What the exercise asks
Can you copy out the data exactly? Leave the images out.

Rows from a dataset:
--------

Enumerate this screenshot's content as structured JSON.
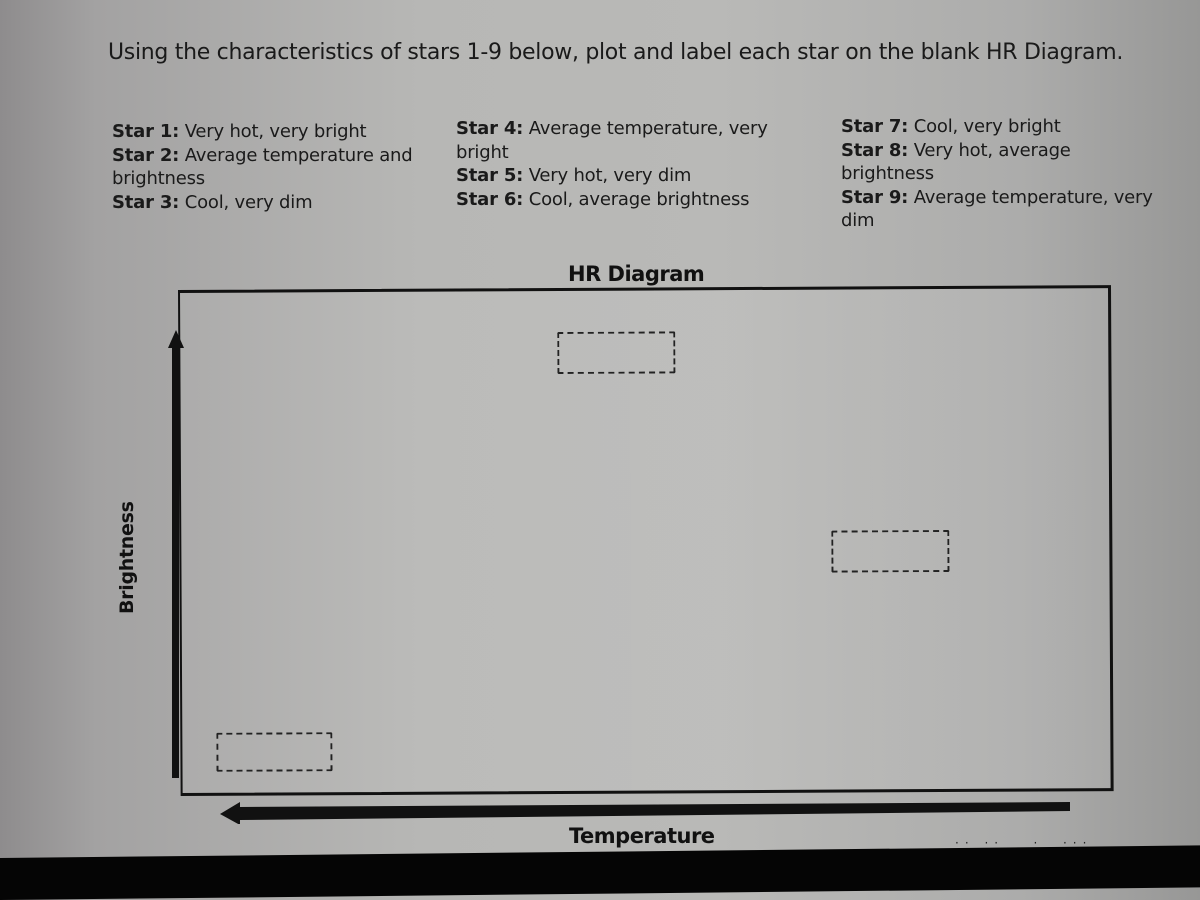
{
  "instructions": "Using the characteristics of stars 1-9 below, plot and label each star on the blank HR Diagram.",
  "stars": [
    {
      "label": "Star 1:",
      "description": " Very hot, very bright"
    },
    {
      "label": "Star 2:",
      "description": " Average temperature and brightness"
    },
    {
      "label": "Star 3:",
      "description": " Cool, very dim"
    },
    {
      "label": "Star 4:",
      "description": " Average temperature, very bright"
    },
    {
      "label": "Star 5:",
      "description": " Very hot, very dim"
    },
    {
      "label": "Star 6:",
      "description": " Cool, average brightness"
    },
    {
      "label": "Star 7:",
      "description": " Cool, very bright"
    },
    {
      "label": "Star 8:",
      "description": " Very hot, average brightness"
    },
    {
      "label": "Star 9:",
      "description": " Average temperature, very dim"
    }
  ],
  "diagram": {
    "title": "HR Diagram",
    "y_axis_label": "Brightness",
    "x_axis_label": "Temperature",
    "label_boxes_count": 3
  },
  "colors": {
    "ink": "#111111",
    "paper": "#b8b8b6"
  }
}
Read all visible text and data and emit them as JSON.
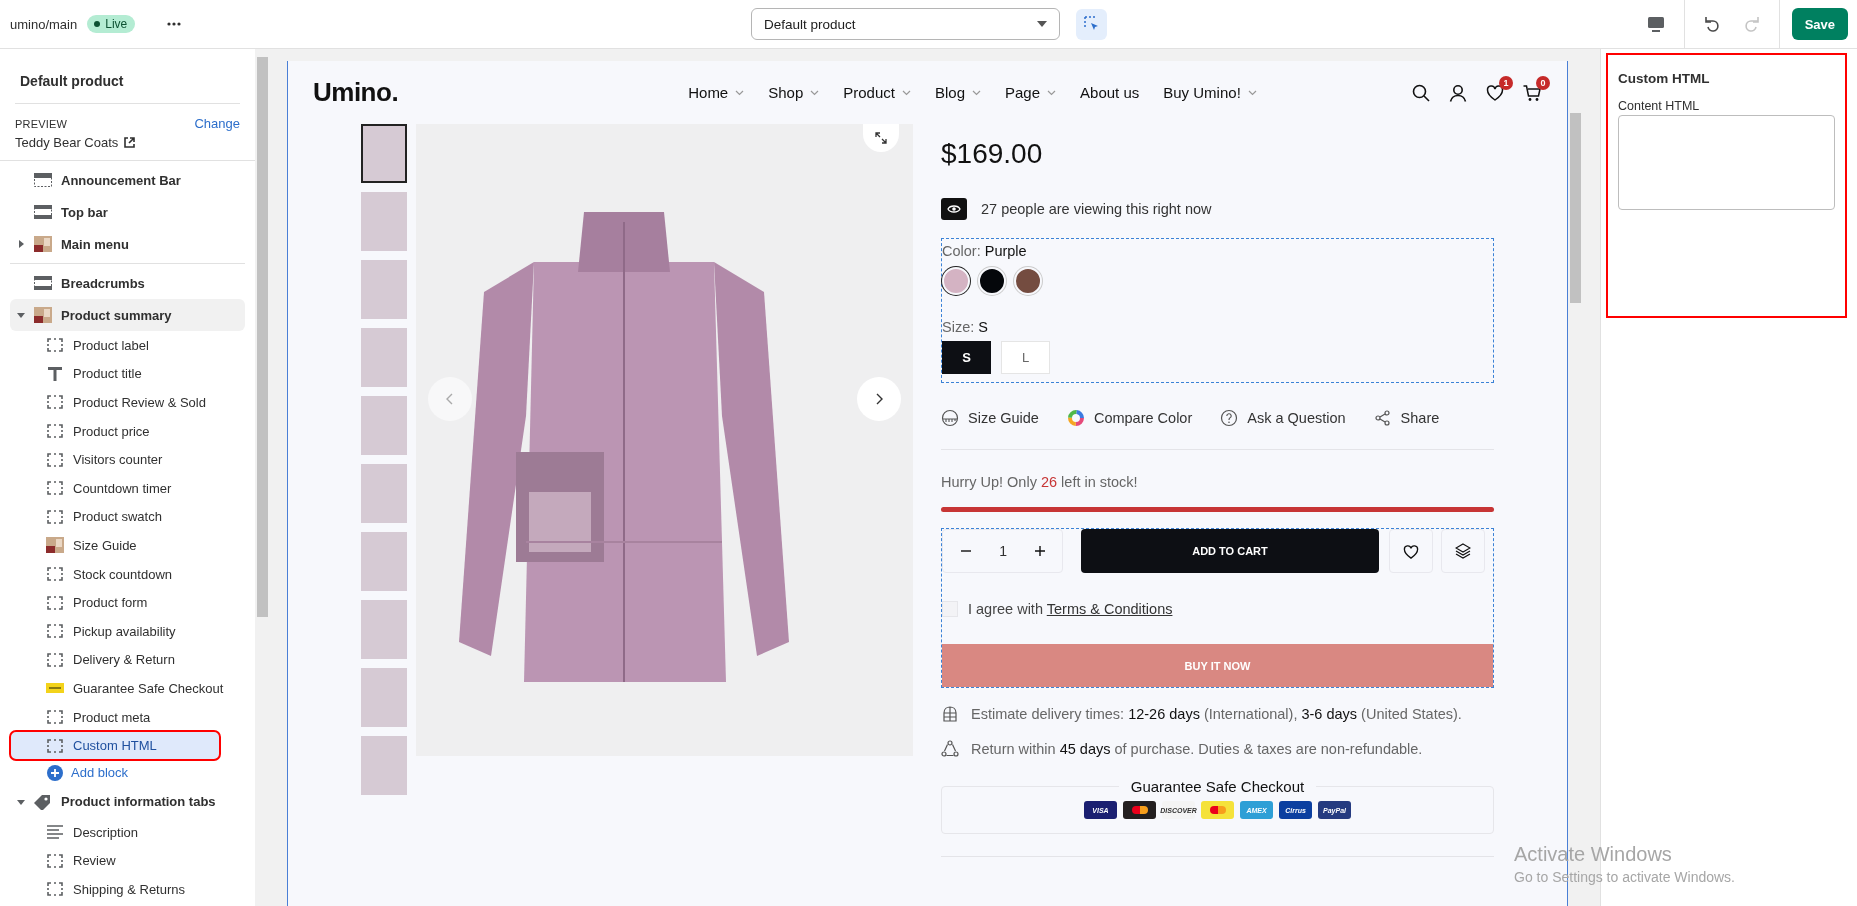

--------

Solution for this problem
Enumerate this screenshot's content as structured JSON.
{
  "instructions": "Using the characteristics of stars 1-9 below, plot and label each star on the blank HR Diagram.",
  "stars": [
    {
      "label": "Star 1:",
      "description": " Very hot, very bright"
    },
    {
      "label": "Star 2:",
      "description": " Average temperature and brightness"
    },
    {
      "label": "Star 3:",
      "description": " Cool, very dim"
    },
    {
      "label": "Star 4:",
      "description": " Average temperature, very bright"
    },
    {
      "label": "Star 5:",
      "description": " Very hot, very dim"
    },
    {
      "label": "Star 6:",
      "description": " Cool, average brightness"
    },
    {
      "label": "Star 7:",
      "description": " Cool, very bright"
    },
    {
      "label": "Star 8:",
      "description": " Very hot, average brightness"
    },
    {
      "label": "Star 9:",
      "description": " Average temperature, very dim"
    }
  ],
  "diagram": {
    "title": "HR Diagram",
    "y_axis_label": "Brightness",
    "x_axis_label": "Temperature",
    "label_boxes_count": 3
  },
  "colors": {
    "ink": "#111111",
    "paper": "#b8b8b6"
  }
}
Read all visible text and data and emit them as JSON.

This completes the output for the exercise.